§ Goal:
From the listing below, select every line where the word "remaining" appears.

§ Information provided:

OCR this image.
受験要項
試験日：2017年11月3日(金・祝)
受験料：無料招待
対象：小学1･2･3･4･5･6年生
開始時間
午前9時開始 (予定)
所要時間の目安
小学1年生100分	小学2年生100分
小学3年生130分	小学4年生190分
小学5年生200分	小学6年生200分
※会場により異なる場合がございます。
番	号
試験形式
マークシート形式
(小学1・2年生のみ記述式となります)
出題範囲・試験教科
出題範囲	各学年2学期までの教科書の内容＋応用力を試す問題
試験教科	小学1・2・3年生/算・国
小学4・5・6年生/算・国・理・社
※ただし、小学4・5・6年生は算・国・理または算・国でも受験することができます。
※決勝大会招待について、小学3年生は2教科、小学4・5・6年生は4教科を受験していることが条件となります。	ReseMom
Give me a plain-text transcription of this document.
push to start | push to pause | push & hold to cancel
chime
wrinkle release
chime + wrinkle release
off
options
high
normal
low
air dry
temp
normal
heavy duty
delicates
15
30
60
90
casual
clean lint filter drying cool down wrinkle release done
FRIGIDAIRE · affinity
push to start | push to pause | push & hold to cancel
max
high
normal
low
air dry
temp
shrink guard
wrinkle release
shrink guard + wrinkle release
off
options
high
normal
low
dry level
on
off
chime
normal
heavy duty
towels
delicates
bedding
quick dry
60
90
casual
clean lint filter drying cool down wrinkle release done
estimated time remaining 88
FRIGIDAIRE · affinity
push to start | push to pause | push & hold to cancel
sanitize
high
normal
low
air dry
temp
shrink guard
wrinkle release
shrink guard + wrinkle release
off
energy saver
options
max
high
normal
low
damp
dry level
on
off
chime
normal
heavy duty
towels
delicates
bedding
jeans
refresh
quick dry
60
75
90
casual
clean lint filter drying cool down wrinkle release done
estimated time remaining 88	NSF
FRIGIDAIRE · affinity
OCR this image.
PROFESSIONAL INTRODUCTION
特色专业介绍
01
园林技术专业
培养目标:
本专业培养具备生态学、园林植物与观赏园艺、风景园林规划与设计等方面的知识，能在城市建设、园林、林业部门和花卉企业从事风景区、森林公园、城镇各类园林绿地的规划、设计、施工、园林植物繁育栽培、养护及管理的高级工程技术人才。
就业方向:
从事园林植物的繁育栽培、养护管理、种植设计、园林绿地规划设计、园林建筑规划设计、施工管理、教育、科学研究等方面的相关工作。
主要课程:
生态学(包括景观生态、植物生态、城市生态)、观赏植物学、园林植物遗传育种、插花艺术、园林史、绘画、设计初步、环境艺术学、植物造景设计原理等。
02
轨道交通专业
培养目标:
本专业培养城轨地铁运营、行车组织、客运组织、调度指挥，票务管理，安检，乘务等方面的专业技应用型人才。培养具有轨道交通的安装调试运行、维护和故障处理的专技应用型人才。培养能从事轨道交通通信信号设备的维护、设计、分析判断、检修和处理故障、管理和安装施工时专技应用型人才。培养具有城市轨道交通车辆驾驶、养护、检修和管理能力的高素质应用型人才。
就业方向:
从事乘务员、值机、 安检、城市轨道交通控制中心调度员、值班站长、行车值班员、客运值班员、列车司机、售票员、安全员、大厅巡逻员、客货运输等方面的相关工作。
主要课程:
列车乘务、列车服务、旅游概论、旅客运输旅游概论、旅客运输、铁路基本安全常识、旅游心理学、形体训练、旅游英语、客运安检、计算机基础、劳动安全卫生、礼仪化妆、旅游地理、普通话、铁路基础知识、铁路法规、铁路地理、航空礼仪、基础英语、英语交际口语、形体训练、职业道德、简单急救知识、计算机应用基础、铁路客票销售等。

§ Task solution:
estimated time remaining 88
estimated time remaining 88	NSF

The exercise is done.